Exercise:
Extract all lines from the data beneath that include the word "pupal".

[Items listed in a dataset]
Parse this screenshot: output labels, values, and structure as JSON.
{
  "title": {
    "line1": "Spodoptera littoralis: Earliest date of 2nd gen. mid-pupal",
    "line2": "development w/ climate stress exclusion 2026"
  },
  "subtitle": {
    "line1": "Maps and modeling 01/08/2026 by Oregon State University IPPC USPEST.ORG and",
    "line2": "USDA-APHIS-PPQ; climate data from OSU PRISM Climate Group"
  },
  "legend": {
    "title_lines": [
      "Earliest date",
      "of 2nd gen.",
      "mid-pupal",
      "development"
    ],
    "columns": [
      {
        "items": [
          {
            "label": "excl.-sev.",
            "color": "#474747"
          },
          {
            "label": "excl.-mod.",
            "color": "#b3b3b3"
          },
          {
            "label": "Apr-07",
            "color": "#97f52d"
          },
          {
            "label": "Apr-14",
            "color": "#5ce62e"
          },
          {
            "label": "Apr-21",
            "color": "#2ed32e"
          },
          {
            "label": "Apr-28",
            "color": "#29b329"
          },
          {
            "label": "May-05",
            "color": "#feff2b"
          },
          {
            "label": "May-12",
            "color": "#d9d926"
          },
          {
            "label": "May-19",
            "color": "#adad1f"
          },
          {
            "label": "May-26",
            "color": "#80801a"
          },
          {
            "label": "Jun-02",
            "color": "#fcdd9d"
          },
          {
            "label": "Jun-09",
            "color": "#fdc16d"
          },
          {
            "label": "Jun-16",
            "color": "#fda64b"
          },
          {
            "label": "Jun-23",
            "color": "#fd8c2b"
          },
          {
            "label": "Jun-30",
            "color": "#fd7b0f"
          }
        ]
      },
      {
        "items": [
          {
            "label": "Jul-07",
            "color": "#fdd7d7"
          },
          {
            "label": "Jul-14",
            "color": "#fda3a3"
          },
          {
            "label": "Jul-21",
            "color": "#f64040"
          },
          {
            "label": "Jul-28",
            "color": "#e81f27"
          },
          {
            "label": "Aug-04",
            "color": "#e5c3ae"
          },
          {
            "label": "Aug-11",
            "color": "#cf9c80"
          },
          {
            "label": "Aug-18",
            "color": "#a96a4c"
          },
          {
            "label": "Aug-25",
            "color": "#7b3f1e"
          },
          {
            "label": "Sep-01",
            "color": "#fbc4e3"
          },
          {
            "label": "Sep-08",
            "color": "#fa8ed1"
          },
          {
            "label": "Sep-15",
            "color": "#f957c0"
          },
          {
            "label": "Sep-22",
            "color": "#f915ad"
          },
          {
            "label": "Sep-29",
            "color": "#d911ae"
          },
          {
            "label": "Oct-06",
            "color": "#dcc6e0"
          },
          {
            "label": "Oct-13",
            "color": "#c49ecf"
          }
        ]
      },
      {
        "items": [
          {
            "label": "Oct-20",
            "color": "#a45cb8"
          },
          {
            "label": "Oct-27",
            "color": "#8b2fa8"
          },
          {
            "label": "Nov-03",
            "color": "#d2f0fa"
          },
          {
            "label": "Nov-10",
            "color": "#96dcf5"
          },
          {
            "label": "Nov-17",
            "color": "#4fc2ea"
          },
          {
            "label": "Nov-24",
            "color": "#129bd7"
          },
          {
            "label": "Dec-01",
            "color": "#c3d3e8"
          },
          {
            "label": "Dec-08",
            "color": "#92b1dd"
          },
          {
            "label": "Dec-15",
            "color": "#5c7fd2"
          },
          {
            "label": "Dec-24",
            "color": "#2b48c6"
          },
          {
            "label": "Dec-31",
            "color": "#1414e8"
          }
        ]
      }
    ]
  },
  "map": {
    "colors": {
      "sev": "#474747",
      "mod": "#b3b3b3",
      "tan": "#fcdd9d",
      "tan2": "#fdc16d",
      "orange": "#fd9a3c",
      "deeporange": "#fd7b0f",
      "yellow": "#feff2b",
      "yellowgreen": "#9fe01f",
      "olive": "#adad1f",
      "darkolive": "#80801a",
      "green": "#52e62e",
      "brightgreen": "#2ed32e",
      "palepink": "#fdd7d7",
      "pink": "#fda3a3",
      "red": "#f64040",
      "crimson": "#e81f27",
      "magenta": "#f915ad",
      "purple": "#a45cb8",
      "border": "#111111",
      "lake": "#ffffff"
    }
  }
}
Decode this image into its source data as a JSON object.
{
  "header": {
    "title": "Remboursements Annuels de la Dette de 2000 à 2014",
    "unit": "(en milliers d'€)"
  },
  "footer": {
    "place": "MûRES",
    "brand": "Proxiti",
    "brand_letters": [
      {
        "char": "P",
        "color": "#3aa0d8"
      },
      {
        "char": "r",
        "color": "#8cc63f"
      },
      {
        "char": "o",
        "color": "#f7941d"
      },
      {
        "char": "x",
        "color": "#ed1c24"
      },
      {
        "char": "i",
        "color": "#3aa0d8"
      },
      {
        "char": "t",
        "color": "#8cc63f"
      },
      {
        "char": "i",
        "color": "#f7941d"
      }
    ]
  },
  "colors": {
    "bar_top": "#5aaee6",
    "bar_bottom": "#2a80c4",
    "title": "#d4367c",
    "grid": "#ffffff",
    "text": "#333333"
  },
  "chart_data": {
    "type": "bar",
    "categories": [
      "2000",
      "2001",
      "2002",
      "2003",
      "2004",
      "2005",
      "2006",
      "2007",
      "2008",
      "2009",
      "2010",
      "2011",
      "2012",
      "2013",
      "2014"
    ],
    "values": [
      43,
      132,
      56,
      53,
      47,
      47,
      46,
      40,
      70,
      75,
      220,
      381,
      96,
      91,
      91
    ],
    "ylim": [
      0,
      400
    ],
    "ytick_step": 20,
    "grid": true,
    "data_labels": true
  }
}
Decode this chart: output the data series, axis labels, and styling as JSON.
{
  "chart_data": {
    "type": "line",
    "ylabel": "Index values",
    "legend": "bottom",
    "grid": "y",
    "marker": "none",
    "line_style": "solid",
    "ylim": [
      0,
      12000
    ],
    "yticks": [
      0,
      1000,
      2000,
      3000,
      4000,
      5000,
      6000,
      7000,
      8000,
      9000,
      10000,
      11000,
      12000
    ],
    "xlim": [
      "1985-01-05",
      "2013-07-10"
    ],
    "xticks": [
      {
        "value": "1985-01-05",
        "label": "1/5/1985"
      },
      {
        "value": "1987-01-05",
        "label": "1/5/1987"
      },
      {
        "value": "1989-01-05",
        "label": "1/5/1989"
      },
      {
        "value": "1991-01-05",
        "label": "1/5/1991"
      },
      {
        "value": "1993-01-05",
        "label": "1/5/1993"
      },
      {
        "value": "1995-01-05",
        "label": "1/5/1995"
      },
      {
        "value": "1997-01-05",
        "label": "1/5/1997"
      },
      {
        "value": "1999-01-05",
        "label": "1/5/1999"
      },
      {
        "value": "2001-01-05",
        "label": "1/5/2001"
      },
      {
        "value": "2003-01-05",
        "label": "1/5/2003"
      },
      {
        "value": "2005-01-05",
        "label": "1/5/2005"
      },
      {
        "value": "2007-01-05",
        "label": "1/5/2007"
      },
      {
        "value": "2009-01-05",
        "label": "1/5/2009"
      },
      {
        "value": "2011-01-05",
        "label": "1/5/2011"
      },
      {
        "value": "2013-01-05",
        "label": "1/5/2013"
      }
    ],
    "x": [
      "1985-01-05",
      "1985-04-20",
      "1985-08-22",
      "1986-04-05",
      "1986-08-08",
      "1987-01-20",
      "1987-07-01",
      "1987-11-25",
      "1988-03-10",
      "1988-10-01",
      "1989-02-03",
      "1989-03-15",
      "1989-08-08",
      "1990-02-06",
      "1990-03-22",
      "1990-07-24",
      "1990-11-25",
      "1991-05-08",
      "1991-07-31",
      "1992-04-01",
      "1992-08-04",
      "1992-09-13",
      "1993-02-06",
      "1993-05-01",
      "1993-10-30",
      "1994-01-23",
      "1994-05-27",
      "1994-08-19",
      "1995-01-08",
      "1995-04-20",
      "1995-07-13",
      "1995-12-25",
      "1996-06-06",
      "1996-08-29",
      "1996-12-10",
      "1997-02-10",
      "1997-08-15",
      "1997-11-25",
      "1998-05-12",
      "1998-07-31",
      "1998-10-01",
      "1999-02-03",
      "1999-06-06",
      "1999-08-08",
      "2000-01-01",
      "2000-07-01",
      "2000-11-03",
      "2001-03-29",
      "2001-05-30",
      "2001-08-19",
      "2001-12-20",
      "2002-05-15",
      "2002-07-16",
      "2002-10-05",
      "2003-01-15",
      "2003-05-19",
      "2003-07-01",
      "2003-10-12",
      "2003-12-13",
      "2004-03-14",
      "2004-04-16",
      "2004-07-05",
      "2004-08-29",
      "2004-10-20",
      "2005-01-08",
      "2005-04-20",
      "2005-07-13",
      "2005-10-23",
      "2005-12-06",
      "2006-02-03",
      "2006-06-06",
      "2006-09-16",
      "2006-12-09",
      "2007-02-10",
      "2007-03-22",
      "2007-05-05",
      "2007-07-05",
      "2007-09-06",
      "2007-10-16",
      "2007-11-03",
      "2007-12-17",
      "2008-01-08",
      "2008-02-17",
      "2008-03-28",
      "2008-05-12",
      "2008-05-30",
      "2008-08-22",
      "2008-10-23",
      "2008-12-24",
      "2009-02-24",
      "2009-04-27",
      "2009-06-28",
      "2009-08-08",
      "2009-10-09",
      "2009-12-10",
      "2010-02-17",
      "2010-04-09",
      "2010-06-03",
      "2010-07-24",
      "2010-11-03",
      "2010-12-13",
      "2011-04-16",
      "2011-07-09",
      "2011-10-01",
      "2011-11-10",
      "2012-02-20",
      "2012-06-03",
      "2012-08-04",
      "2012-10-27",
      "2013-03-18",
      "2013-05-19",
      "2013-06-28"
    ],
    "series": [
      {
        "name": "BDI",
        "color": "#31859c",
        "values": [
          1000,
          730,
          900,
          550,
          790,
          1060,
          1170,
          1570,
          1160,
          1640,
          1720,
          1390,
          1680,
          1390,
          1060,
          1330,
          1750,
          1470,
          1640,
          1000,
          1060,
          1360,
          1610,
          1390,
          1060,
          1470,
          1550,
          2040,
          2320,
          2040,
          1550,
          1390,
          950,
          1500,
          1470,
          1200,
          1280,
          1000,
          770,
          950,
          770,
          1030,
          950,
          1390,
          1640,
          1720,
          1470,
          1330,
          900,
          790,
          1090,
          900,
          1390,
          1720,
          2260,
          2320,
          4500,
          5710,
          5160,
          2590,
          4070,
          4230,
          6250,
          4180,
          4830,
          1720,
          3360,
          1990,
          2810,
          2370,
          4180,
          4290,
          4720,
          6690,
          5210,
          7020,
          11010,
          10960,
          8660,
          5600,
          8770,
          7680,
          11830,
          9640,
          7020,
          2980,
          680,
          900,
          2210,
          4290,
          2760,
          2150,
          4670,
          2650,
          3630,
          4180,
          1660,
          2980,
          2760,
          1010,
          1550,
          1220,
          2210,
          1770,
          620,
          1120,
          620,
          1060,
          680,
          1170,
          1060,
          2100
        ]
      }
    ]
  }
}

Solved exercise:
    "line1": "Spodoptera littoralis: Earliest date of 2nd gen. mid-pupal",
      "mid-pupal",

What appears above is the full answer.